[Exercise goal] Locate the string "noise" in the records below. Copy every line where it occurs.

[Provided data]
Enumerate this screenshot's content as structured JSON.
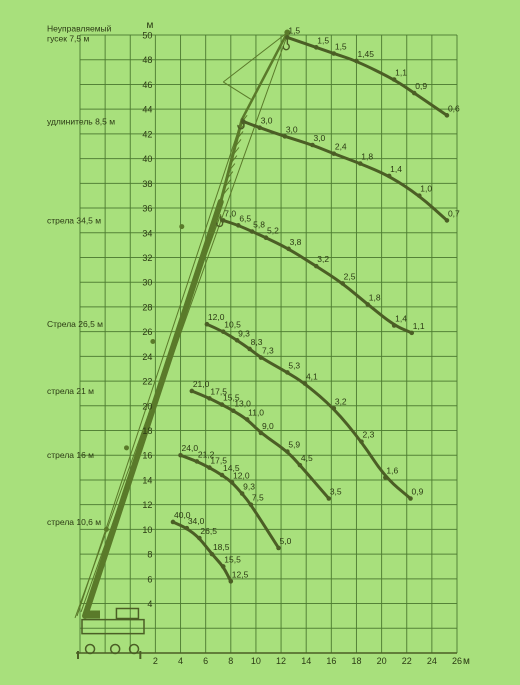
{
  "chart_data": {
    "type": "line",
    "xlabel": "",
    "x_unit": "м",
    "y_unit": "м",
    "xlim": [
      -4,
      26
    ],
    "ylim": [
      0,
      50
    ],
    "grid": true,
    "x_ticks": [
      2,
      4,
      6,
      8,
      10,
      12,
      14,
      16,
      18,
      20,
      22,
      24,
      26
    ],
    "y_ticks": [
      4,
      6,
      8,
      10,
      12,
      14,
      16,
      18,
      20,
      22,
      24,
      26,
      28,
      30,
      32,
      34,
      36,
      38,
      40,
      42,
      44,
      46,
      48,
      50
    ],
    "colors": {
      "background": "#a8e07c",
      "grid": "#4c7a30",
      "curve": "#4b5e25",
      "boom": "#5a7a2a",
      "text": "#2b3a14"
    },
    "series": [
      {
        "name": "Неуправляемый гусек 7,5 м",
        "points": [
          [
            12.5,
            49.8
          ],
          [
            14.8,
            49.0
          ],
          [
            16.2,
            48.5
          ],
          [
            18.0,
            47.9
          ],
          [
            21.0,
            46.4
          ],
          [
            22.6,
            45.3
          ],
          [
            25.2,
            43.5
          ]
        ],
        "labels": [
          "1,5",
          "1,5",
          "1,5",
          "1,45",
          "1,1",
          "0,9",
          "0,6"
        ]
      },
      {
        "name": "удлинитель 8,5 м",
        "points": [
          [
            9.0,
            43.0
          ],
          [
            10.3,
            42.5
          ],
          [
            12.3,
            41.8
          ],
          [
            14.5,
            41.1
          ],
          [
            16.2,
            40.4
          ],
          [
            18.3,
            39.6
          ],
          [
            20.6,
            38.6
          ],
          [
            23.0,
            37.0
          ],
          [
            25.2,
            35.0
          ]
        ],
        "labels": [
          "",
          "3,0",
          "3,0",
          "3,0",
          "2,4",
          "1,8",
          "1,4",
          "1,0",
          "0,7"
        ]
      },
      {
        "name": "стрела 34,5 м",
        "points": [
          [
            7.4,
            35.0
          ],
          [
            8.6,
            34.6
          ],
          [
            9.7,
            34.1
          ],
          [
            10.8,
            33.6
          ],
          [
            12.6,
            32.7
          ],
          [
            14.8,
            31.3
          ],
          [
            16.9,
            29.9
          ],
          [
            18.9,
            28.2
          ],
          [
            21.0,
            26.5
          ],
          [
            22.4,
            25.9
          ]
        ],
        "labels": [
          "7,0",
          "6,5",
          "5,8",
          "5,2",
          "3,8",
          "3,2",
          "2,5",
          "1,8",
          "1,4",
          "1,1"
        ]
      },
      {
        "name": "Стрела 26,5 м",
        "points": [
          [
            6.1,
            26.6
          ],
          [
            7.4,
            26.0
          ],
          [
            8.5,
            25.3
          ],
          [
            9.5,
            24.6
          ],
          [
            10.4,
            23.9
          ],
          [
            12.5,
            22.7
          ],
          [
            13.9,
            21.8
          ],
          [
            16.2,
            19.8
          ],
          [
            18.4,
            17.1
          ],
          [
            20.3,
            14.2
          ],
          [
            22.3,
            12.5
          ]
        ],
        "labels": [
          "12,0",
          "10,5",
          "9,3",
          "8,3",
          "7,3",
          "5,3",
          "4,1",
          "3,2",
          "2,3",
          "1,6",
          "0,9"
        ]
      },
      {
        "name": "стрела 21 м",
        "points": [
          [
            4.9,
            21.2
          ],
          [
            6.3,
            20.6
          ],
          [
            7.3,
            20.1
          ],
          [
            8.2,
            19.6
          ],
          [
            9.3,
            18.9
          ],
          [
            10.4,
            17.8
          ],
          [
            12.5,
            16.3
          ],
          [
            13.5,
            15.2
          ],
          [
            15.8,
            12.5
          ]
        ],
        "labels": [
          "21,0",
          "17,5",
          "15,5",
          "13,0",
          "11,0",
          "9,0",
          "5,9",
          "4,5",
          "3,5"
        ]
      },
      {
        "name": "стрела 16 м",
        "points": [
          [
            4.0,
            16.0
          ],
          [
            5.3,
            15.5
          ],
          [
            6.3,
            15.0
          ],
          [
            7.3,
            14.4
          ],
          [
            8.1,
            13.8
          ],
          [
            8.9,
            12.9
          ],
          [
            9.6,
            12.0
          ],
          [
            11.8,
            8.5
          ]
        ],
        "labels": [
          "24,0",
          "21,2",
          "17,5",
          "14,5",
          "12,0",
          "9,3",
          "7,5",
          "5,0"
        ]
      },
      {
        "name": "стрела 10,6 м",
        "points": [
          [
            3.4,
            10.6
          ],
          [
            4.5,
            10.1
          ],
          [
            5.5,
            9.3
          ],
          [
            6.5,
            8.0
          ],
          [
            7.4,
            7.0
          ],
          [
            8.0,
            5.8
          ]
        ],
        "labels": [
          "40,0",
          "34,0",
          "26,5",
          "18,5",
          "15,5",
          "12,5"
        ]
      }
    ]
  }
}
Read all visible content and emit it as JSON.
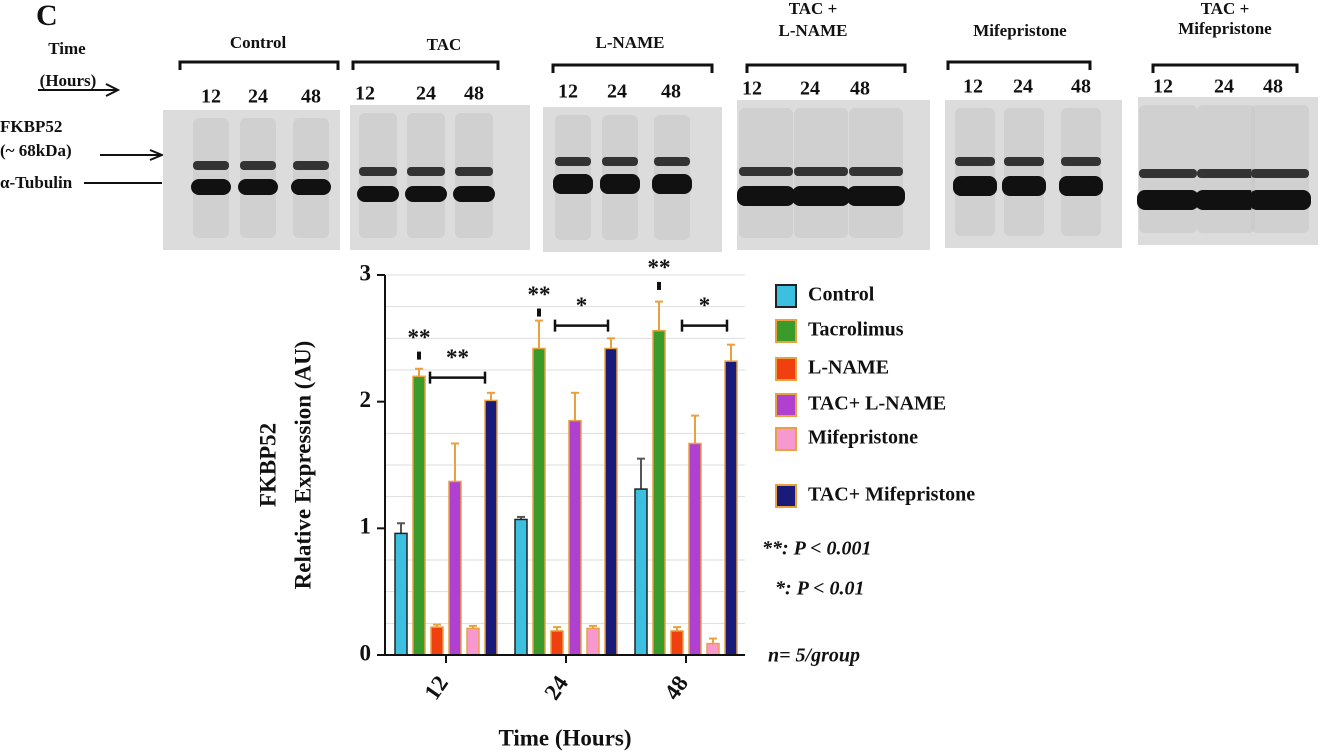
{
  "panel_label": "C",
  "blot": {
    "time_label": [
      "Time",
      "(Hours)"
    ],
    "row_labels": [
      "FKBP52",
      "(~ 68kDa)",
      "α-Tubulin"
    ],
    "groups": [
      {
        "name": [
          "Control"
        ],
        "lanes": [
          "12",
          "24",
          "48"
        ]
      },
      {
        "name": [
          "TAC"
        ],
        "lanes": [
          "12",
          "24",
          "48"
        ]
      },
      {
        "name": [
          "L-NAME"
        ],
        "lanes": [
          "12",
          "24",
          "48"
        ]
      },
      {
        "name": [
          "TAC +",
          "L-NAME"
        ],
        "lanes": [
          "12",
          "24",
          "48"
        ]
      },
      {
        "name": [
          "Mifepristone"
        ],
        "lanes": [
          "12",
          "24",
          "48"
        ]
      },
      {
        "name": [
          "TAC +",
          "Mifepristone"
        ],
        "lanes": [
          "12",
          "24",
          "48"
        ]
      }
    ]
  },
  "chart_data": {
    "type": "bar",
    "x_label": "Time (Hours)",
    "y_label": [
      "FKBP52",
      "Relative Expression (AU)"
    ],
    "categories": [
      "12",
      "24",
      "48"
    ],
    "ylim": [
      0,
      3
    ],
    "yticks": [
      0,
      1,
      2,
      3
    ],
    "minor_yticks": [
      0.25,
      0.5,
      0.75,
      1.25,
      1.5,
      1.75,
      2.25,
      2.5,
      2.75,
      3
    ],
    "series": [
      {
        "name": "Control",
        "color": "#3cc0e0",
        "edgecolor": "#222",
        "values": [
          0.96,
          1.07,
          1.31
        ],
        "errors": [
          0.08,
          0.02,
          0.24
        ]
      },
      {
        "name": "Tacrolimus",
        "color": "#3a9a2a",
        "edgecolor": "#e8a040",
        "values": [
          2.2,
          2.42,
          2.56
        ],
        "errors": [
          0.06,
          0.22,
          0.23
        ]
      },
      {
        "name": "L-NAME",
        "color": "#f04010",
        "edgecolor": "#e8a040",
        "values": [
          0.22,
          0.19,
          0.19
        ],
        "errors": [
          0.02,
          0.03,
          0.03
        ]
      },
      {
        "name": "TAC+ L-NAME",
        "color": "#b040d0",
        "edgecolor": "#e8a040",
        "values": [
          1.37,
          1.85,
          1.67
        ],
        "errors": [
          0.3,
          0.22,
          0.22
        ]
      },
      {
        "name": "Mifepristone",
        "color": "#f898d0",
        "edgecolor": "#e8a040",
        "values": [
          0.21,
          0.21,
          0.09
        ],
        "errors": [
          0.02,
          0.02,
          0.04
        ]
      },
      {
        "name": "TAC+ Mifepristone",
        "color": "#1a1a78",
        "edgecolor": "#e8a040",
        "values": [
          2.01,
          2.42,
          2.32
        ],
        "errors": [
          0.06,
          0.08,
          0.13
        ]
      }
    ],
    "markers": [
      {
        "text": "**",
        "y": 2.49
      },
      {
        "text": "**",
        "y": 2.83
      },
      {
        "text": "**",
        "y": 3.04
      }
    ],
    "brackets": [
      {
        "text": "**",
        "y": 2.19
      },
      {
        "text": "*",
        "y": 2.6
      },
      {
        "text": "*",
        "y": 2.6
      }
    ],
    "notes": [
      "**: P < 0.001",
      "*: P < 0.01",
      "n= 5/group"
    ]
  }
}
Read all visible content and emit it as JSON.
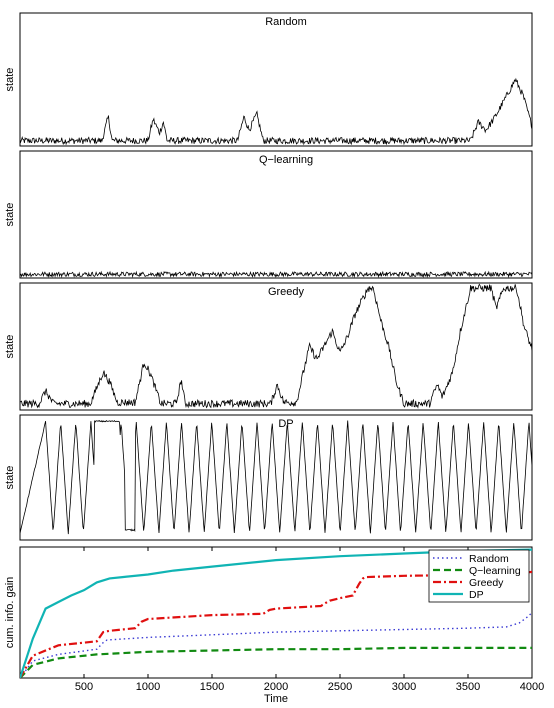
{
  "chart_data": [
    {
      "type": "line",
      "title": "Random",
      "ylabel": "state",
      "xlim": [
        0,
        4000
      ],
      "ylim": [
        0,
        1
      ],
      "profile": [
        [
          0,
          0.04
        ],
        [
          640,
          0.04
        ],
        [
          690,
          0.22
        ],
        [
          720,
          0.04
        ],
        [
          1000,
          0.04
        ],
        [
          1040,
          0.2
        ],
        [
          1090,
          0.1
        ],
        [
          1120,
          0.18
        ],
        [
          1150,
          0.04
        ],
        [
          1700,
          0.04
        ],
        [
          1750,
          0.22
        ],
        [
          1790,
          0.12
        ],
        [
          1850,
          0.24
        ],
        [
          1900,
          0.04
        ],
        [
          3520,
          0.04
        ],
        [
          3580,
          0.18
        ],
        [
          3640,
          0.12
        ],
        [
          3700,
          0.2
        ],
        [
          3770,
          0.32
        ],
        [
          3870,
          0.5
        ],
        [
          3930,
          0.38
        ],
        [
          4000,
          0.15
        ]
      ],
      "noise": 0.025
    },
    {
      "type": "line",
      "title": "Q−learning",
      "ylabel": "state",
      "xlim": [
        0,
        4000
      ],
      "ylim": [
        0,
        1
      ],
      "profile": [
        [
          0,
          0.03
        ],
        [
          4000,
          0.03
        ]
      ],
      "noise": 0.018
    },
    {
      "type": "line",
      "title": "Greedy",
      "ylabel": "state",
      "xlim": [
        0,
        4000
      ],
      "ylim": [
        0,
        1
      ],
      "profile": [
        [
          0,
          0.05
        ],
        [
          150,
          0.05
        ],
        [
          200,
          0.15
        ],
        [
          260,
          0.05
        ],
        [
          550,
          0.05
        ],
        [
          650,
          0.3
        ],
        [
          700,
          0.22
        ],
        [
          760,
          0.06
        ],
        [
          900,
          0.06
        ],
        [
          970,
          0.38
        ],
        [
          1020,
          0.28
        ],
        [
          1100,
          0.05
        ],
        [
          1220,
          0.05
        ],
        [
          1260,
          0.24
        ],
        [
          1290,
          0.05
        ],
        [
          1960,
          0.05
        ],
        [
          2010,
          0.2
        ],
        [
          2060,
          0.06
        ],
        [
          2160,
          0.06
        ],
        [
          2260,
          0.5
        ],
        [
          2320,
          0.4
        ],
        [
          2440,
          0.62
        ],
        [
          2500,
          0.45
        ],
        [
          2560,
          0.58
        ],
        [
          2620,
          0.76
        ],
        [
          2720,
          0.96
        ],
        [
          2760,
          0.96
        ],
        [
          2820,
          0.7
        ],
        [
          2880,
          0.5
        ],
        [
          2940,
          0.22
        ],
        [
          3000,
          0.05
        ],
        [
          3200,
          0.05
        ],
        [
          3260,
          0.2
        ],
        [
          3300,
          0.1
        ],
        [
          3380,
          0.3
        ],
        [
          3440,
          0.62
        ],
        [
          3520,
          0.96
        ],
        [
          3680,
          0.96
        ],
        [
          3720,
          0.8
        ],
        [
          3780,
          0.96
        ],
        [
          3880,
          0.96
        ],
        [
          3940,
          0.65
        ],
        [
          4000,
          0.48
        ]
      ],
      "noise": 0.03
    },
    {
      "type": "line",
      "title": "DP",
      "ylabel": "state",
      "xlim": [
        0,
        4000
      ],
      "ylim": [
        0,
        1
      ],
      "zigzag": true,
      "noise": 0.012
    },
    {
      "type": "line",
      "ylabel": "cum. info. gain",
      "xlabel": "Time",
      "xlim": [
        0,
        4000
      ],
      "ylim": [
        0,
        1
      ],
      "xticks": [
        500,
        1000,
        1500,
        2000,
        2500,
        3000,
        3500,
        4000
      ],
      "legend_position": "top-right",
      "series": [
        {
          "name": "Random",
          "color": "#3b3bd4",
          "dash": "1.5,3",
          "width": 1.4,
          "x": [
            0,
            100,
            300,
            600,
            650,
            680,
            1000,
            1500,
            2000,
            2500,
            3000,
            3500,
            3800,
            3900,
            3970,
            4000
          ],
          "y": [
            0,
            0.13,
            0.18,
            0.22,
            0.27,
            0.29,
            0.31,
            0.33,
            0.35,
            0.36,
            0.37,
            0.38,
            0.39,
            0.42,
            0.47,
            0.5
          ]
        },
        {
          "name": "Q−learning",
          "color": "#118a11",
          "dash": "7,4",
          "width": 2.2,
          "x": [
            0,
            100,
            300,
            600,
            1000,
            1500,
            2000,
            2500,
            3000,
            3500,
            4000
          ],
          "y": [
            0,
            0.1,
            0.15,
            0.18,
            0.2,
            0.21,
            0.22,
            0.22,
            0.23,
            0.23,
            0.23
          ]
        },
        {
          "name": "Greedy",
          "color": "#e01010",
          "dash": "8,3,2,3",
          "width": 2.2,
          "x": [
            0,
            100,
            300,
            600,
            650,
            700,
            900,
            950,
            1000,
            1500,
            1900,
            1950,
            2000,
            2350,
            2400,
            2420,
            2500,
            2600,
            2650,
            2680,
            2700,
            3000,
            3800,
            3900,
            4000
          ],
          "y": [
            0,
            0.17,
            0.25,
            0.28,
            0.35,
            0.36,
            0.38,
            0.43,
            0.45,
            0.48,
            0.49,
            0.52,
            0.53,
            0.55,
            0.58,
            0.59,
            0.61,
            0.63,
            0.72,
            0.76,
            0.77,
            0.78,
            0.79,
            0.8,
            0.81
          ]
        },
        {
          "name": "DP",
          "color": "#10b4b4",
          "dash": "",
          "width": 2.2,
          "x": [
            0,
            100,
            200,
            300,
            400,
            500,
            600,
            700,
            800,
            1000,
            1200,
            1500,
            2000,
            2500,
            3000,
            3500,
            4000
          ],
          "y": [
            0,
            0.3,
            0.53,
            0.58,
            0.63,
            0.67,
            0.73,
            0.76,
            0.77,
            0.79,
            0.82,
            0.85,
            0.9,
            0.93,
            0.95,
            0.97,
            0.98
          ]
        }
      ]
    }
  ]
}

[Answer to the problem]
      "noise": 0.025
      "noise": 0.018
      "noise": 0.03
      "noise": 0.012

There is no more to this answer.